__Goal of the exercise__.
Write the data out again exactly, with no pictures.

— start of Data excerpts —

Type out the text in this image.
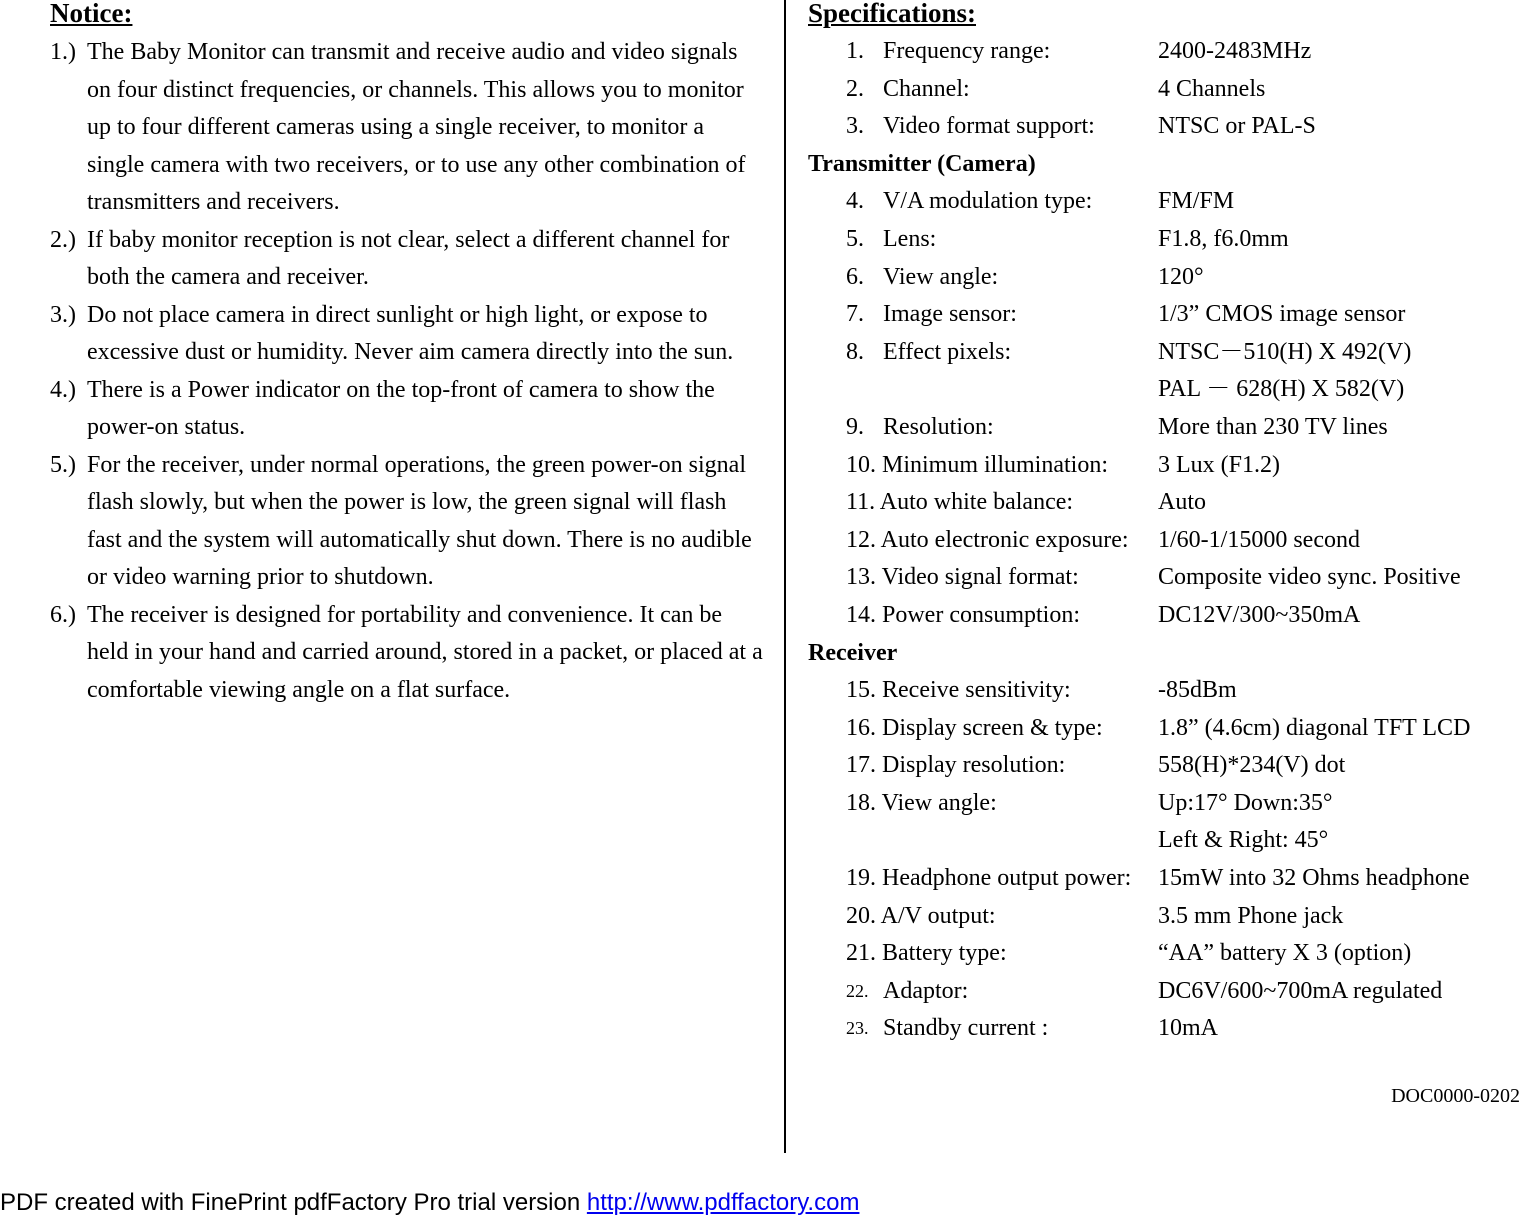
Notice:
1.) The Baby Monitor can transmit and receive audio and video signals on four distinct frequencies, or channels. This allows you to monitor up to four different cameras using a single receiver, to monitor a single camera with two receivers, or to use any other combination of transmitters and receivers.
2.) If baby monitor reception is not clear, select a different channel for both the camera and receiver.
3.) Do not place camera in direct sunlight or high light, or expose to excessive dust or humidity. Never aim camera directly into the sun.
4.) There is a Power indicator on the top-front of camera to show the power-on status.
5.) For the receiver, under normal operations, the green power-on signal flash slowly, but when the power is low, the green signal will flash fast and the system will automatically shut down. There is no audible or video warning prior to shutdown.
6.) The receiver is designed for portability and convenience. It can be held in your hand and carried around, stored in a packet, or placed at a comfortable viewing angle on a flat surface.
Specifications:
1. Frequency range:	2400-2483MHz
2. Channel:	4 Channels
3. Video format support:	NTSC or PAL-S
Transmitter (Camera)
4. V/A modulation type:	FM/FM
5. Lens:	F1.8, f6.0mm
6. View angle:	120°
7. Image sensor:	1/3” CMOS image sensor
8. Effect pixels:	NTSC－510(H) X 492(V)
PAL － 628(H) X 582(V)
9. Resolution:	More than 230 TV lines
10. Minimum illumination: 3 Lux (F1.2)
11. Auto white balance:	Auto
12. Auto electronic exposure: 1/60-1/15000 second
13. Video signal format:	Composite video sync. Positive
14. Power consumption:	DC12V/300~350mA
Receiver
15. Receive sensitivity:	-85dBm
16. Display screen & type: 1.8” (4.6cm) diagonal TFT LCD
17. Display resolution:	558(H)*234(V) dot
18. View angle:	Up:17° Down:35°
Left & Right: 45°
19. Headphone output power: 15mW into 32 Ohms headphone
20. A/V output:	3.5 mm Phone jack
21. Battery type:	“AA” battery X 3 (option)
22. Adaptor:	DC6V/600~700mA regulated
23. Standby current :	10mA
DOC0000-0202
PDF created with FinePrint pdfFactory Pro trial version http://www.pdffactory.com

— end of Data excerpts —

__Full answer__.
Type out the text in this image.
Notice:
1.) The Baby Monitor can transmit and receive audio and video signals on four distinct frequencies, or channels. This allows you to monitor up to four different cameras using a single receiver, to monitor a single camera with two receivers, or to use any other combination of transmitters and receivers.
2.) If baby monitor reception is not clear, select a different channel for both the camera and receiver.
3.) Do not place camera in direct sunlight or high light, or expose to excessive dust or humidity. Never aim camera directly into the sun.
4.) There is a Power indicator on the top-front of camera to show the power-on status.
5.) For the receiver, under normal operations, the green power-on signal flash slowly, but when the power is low, the green signal will flash fast and the system will automatically shut down. There is no audible or video warning prior to shutdown.
6.) The receiver is designed for portability and convenience. It can be held in your hand and carried around, stored in a packet, or placed at a comfortable viewing angle on a flat surface.
Specifications:
1. Frequency range:	2400-2483MHz
2. Channel:	4 Channels
3. Video format support:	NTSC or PAL-S
Transmitter (Camera)
4. V/A modulation type:	FM/FM
5. Lens:	F1.8, f6.0mm
6. View angle:	120°
7. Image sensor:	1/3” CMOS image sensor
8. Effect pixels:	NTSC－510(H) X 492(V)
PAL － 628(H) X 582(V)
9. Resolution:	More than 230 TV lines
10. Minimum illumination: 3 Lux (F1.2)
11. Auto white balance:	Auto
12. Auto electronic exposure: 1/60-1/15000 second
13. Video signal format:	Composite video sync. Positive
14. Power consumption:	DC12V/300~350mA
Receiver
15. Receive sensitivity:	-85dBm
16. Display screen & type: 1.8” (4.6cm) diagonal TFT LCD
17. Display resolution:	558(H)*234(V) dot
18. View angle:	Up:17° Down:35°
Left & Right: 45°
19. Headphone output power: 15mW into 32 Ohms headphone
20. A/V output:	3.5 mm Phone jack
21. Battery type:	“AA” battery X 3 (option)
22. Adaptor:	DC6V/600~700mA regulated
23. Standby current :	10mA
DOC0000-0202
PDF created with FinePrint pdfFactory Pro trial version http://www.pdffactory.com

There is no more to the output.